━━━ Potongan Teks

Bagaimana kebenaran hadits berikut?
مَنْ أَحْدَثَ فِى أَمْرِنَا هذَا مَا َليْسَ مِنْهُ فَهُوَ رَدٌّ
Hadits itu memang benar diceritakan oleh Bukhori wa Muslim wa Abi Dawud wa Ibnu Majah dari Aisyah, akan tetapi perhatikanlah benar-benar terjemahannya! “Barang siapa mengada-ada (menimbulkan) di dalam agama kita ini, sesuatu yang tidak bersumber darinya, maka ia ditolak”. Lalu apalagi yang saudara maksud? Kalau kita mengerjakan sholat shubuh empat rakaat, atau sholat mayit pakai ruku’, sujud, itu memang ditolak, sebab yang demikian itu tidak ada sumbernya dari agama. Adapun yang ada sumbernya dari agama, sebagaimana masalah-masalah yang disebut dimuka (adzan jum’at dua kali, tarawih dua puluh rakaat dan lain sebagainya) ia tidak termasuk yang ditolak.
Sesungguhnya apakah yang disebut bid’ah itu?
Memang arti Bid’ah ini sesungguhnya harus ditanyakan terlebih dahulu, sebelum disodorkannya hadits:
كُلُّ بِدْعَةٍ ضَلاَلَةٌ
Bid’ah itu ada dua macam:
1. Bid’ah syar’iyah
2. bid’ah lughowiyah.
Tiap-tiap ucapan, perbuatan atau i’tikad yang tidak bisa disaksikan kebenarannya oleh ushulis syar’iyah (Al Kitab, Sunah, Al Ijma’, Qiyas) maka itu Bid’ah Mardudah. Inilah yang dimaksud oleh haditsnya Aisyah tersebut di atas. Ini pula yang disebut Bid’ah Syar’iyah.
Adapun Bid’ah lughowiyah, yaitu segala yang belum pernah terjadi pada zaman Rasululah SAW. Bid’ah lughowiyah terbagi menjadi lima:
1. Bid’ah Wajibu Ala Kifayah, misal mempelajari Al Ulumul Arabiyah sebagai alat masuk memahami Al-Qur’an Dan Hadits.
2. Bid’ah Muharromah, misanya seperti I’tiqod dan hal ihwal ahli bid’i yang bertentangan dengan thoriqoh Ahli Sunnah Wal Jama’ah.
3. Bid’ah Mandubah, yaitu perbuatan-perbuatan yang baik tidak terjadi pada zaman Rasulullah SAW.seperti mendirikan madrasah-madrasah untuk memudahkan cara-cara memberi pelajaran agama kepada murid-murid.
4. Bid’ah Makruhah, misalnya seperti menghias masjid dengan hiasan yang berlebih-lebihan.
5. Bid’ah Mubahah, sepeti bermewah-mewah dalam makan minum.
Islam tidak mengenal selamatan, mengapa tidak diberantas?
Selamatan-selamatan model Budha seperti ambengan, kupat lepet, bubur (jenang) mirah, dan lain sebagainya itu apakah tidak seharusnya diberantas? Sebab sudah terang di dalam Islam tidak ada?
Shodaqoh itu pada prinsipnya adalah anjuran Islam.

━━━━━━
━━━ Entri Data

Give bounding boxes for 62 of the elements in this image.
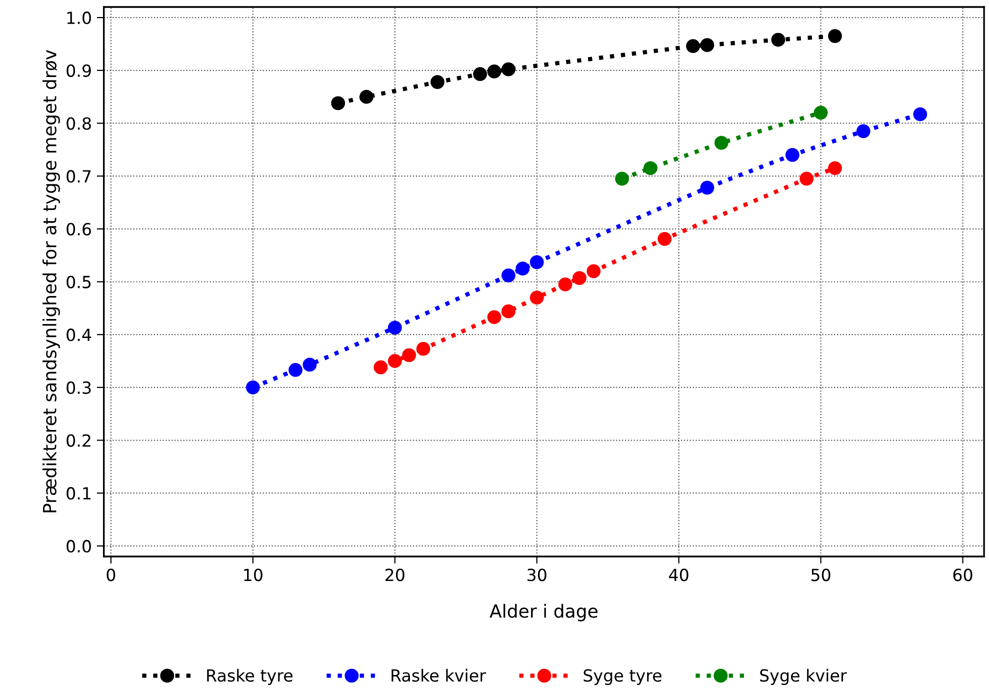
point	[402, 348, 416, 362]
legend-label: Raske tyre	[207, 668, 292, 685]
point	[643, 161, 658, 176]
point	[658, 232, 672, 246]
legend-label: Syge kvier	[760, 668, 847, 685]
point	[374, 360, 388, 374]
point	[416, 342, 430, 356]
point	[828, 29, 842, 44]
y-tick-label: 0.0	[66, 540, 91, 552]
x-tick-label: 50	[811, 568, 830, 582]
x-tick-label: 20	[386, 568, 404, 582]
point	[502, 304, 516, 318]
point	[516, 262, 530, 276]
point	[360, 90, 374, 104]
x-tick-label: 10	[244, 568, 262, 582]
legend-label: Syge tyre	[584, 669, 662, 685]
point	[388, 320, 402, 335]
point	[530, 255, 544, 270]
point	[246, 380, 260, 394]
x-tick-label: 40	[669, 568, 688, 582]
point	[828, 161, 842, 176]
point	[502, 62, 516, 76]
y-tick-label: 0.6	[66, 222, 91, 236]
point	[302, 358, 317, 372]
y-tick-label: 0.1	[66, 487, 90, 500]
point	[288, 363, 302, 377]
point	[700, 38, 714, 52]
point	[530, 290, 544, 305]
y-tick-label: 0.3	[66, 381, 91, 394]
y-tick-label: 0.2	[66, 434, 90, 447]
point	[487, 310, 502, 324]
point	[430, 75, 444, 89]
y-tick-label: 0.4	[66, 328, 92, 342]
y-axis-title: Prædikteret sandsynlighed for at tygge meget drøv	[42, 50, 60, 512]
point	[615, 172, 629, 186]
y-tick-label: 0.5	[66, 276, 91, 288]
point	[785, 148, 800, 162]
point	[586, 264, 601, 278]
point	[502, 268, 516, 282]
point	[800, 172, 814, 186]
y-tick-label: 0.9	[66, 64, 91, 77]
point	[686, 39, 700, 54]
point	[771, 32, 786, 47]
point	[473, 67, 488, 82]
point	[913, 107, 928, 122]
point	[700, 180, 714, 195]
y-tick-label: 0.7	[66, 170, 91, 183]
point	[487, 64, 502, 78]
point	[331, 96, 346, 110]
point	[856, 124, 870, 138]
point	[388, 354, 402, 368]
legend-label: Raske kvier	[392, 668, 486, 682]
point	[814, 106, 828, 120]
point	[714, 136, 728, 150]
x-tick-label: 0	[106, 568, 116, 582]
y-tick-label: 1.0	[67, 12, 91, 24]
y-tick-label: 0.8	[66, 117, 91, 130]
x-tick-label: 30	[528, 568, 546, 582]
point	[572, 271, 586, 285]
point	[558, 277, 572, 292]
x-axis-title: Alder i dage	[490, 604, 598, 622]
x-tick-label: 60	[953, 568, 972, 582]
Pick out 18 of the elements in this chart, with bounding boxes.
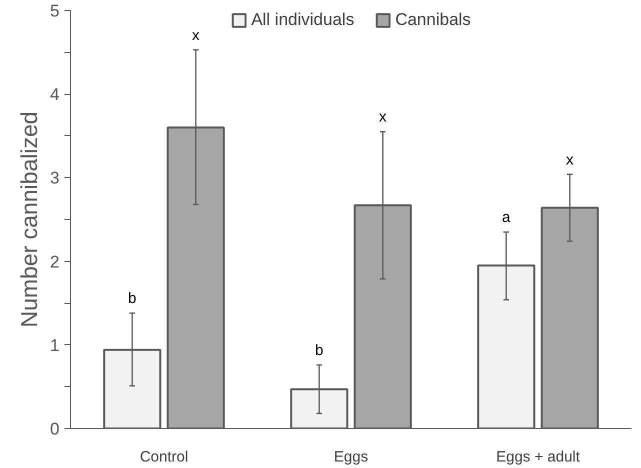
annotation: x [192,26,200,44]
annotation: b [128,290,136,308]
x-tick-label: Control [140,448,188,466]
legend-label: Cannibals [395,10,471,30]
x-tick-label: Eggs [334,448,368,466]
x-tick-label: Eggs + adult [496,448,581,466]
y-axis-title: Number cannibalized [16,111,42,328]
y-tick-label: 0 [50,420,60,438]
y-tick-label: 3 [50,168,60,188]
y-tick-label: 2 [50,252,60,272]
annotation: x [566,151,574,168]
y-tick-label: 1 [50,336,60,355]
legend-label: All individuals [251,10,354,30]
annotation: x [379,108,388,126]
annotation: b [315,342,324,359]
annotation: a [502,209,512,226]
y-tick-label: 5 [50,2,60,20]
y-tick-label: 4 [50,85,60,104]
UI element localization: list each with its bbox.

━━━━━━
━━━ Entri Data

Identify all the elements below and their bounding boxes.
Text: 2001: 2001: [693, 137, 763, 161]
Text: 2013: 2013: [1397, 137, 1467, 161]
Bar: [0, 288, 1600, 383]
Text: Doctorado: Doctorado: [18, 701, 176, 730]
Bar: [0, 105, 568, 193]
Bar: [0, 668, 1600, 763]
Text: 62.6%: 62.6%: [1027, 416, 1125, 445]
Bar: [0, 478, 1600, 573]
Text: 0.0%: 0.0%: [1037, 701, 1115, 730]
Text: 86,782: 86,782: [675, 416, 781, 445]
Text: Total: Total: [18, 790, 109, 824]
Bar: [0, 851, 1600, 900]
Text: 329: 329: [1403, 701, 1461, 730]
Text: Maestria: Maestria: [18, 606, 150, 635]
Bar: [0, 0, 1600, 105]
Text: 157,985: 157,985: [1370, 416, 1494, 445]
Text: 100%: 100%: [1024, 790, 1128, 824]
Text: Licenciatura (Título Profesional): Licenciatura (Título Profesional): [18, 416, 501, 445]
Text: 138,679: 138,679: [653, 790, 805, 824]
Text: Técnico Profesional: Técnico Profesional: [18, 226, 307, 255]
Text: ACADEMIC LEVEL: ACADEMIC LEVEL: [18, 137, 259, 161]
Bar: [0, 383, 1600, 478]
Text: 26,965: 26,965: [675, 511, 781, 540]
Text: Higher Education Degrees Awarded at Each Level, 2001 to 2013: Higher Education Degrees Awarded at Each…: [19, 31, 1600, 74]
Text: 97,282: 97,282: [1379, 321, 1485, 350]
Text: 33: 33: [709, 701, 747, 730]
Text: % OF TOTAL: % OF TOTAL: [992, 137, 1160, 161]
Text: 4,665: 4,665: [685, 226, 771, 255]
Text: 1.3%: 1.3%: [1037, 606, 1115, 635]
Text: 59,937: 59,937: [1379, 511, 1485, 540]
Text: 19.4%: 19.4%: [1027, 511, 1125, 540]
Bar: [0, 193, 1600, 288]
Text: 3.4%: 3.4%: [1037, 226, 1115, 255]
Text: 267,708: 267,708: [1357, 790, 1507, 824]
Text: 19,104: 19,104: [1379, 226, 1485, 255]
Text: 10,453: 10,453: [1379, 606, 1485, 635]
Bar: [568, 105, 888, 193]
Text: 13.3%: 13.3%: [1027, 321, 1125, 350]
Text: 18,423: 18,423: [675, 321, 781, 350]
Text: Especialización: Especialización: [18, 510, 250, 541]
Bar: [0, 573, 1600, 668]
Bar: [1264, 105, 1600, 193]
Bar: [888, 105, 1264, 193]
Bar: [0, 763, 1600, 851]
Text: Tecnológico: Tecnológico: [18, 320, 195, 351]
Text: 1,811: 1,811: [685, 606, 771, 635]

━━━━━━

■ **Daftar Tugas**:
1/ Jawablah pertanyaan berikut berdasarkan teks tentang bid'ah.
(a) Dari siapa hadits tentang perkara yang diada-adakan dalam agama itu diceritakan?
(b) Menjadi berapa macam bid'ah dibagi, dan apa saja namanya?
(c) Apa yang disebut sebagai contoh Bid'ah Makruhah?
2/ Tuliskan lanjutan teks tentang bid'ah tersebut setelah kalimat terakhirnya.

■ **Jawaban Berurutan**:
1/
(a) Dari Aisyah.
(b) Dua macam, yaitu bid'ah syar'iyah dan bid'ah lughowiyah.
(c) Menghias masjid dengan hiasan yang berlebih-lebihan.

2/
وَفىِ اْلحَدِيْثِ: اَلصَّدَقَةُ أَفْضَلُ مِنَ الصِّيَامِ، وَالصِّيَامُ جُنَّةٌ مِنَ النَّارِ.
Shodaqoh lebih utama dari pada puasa, dan puasa itu sebagai tameng dari pada neraka. (HR. Addailamy Fi Musnadihi Al Firadus)
الَصَّدَقَةُ تُطْفِئُ الْخَطِيْئَةَ كَمَا تُطْفِئُ الْمَاءُ النَّارَ
Shodaqoh itu dapat memadamkan kesalahan, laksana air memadamkan api. (HR. Addailamy Fi Musnadihi Al Firadus).
Dan masih banyak lagi. Kemudian macam apa, dan berupa apa shodaqoh itu, Islam tidak menentukan, bahwa Rasulullah pernah berkata,
تَصَدَّقُوْا وَلَوْ بِتَمَرَةٍ
Shodaqohlah kamu, meskipun hanya berupa sebutir kurma. (HR. Al Bukhori). Hadits ini menunujukkan bahwa shodaqoh itu, berupa apa saja dan berapa saja jumlahnya, Rasulullah tidak menentukan. Berupa bubur (jenang), berupa panggang ayam, berupa kupat lepet, berupa ambeng, pendek kata berupa apa sajalah, meskipun hanya dengan sebutir kurma, cukuplah buat shodaqoh.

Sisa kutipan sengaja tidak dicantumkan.